Work instructions
Which lines below hold the word "year"? Copy all of them.
·····
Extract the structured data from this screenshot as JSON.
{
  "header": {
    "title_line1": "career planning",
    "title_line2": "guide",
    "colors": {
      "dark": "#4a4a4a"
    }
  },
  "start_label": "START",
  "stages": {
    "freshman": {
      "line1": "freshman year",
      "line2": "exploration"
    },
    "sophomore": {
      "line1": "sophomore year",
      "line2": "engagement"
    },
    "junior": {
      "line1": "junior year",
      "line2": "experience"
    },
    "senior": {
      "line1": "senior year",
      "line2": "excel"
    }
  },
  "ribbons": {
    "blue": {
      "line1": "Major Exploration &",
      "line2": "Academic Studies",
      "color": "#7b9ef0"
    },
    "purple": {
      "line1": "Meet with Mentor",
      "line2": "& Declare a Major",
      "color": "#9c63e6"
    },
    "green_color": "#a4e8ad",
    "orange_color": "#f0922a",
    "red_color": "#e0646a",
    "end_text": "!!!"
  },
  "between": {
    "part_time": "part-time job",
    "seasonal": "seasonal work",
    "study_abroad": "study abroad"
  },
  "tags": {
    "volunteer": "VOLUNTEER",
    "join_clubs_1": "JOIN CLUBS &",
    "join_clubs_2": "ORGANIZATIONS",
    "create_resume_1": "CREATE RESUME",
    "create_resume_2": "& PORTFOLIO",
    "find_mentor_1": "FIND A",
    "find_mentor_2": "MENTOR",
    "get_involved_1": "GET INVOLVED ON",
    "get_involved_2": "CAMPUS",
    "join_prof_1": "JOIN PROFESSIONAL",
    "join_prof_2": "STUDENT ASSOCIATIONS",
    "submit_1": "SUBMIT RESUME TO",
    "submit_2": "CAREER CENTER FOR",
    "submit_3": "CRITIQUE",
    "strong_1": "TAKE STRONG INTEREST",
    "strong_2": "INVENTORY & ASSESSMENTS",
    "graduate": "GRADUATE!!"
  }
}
·····
Response to this task
      "line1": "freshman year",
      "line1": "sophomore year",
      "line1": "junior year",
      "line1": "senior year",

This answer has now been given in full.